§ SHORT EXERCISE
Only the lines starting at the one that contains "Parse this screenshot: output" and running to the end should be repeated, exactly as written.

● ● ●

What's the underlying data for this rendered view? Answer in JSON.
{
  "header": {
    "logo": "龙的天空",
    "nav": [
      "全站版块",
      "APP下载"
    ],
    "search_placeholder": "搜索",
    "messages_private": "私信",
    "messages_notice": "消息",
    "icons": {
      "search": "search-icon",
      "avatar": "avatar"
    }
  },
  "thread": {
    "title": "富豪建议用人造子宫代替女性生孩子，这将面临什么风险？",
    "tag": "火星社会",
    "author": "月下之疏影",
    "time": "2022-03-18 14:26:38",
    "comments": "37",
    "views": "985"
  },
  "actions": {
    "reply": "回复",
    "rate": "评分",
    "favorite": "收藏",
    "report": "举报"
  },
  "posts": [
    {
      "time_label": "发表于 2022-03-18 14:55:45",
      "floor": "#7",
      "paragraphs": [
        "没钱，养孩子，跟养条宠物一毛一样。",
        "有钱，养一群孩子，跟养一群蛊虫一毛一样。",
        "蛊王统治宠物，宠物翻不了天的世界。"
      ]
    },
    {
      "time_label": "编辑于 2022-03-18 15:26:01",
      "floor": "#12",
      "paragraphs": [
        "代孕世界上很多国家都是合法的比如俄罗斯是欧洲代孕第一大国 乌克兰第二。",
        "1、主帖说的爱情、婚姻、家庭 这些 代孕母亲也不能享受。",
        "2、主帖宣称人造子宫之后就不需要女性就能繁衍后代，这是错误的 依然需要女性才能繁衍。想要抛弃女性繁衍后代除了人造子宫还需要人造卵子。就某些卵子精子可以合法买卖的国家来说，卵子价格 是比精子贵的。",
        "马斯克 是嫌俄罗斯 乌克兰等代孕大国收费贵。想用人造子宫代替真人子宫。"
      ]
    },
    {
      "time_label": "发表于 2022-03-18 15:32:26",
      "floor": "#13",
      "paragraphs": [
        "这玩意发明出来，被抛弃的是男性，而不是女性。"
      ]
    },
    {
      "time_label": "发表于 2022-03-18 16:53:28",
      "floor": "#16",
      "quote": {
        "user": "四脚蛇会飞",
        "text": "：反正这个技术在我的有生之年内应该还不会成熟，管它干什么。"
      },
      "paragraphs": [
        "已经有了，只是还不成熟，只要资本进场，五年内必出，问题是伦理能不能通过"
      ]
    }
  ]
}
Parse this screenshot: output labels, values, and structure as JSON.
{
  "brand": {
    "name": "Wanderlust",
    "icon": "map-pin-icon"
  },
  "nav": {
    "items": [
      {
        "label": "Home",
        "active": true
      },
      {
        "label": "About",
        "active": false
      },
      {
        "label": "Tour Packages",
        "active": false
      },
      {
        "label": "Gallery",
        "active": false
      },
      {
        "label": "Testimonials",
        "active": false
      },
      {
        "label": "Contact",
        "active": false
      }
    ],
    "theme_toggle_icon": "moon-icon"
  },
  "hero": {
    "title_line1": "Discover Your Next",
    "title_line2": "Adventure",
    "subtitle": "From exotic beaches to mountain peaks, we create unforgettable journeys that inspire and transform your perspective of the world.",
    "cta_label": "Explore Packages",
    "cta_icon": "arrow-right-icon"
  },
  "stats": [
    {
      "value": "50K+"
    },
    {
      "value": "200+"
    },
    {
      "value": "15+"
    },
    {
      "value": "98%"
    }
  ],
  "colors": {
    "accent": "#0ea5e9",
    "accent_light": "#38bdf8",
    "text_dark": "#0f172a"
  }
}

● ● ●

§ WORKED SOLUTION
Parse this screenshot: output labels, values, and structure as JSON.
{
  "brand": {
    "name": "Wanderlust",
    "icon": "map-pin-icon"
  },
  "nav": {
    "items": [
      {
        "label": "Home",
        "active": true
      },
      {
        "label": "About",
        "active": false
      },
      {
        "label": "Tour Packages",
        "active": false
      },
      {
        "label": "Gallery",
        "active": false
      },
      {
        "label": "Testimonials",
        "active": false
      },
      {
        "label": "Contact",
        "active": false
      }
    ],
    "theme_toggle_icon": "moon-icon"
  },
  "hero": {
    "title_line1": "Discover Your Next",
    "title_line2": "Adventure",
    "subtitle": "From exotic beaches to mountain peaks, we create unforgettable journeys that inspire and transform your perspective of the world.",
    "cta_label": "Explore Packages",
    "cta_icon": "arrow-right-icon"
  },
  "stats": [
    {
      "value": "50K+"
    },
    {
      "value": "200+"
    },
    {
      "value": "15+"
    },
    {
      "value": "98%"
    }
  ],
  "colors": {
    "accent": "#0ea5e9",
    "accent_light": "#38bdf8",
    "text_dark": "#0f172a"
  }
}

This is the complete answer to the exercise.